Instructions to follow
Without including the pictures, copy out every line below.

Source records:
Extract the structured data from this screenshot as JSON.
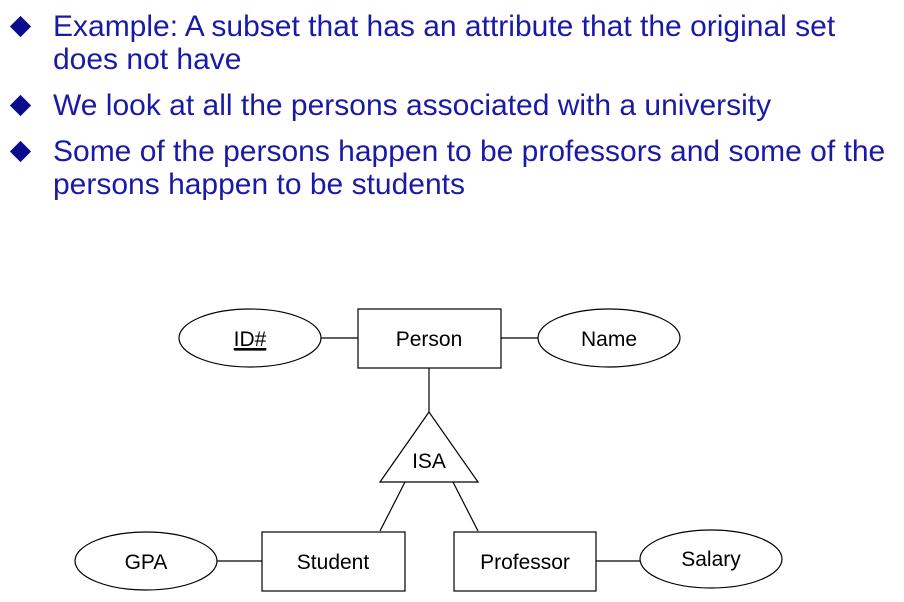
{
  "bullets": [
    "Example: A subset that has an attribute that the original set does not have",
    "We look at all the persons associated with a university",
    "Some of the persons happen to be professors and some of the persons happen to be students"
  ],
  "diagram": {
    "entities": {
      "person": "Person",
      "student": "Student",
      "professor": "Professor"
    },
    "attributes": {
      "id": "ID#",
      "name": "Name",
      "gpa": "GPA",
      "salary": "Salary"
    },
    "relationship": "ISA"
  },
  "colors": {
    "bullet_text": "#1a1aa6",
    "bullet_marker": "#0b0b8e",
    "diagram_stroke": "#000000"
  }
}
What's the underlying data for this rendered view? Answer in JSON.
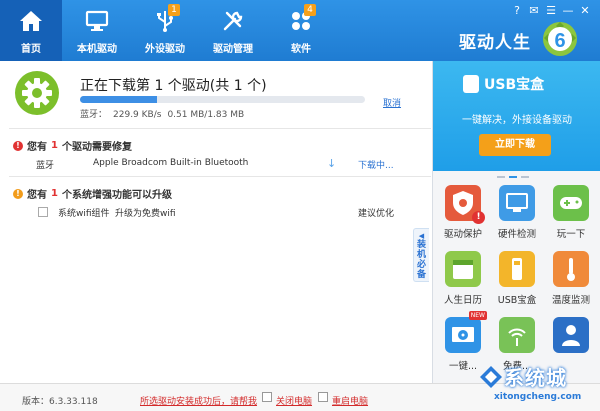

Expected answer
Extract the structured data from this screenshot as JSON.
{
  "bullets": [
    "Example: A subset that has an attribute that the original set does not have",
    "We look at all the persons associated with a university",
    "Some of the persons happen to be professors and some of the persons happen to be students"
  ],
  "diagram": {
    "entities": {
      "person": "Person",
      "student": "Student",
      "professor": "Professor"
    },
    "attributes": {
      "id": "ID#",
      "name": "Name",
      "gpa": "GPA",
      "salary": "Salary"
    },
    "relationship": "ISA"
  },
  "colors": {
    "bullet_text": "#1a1aa6",
    "bullet_marker": "#0b0b8e",
    "diagram_stroke": "#000000"
  }
}
What's the underlying data for this rendered view? Answer in JSON.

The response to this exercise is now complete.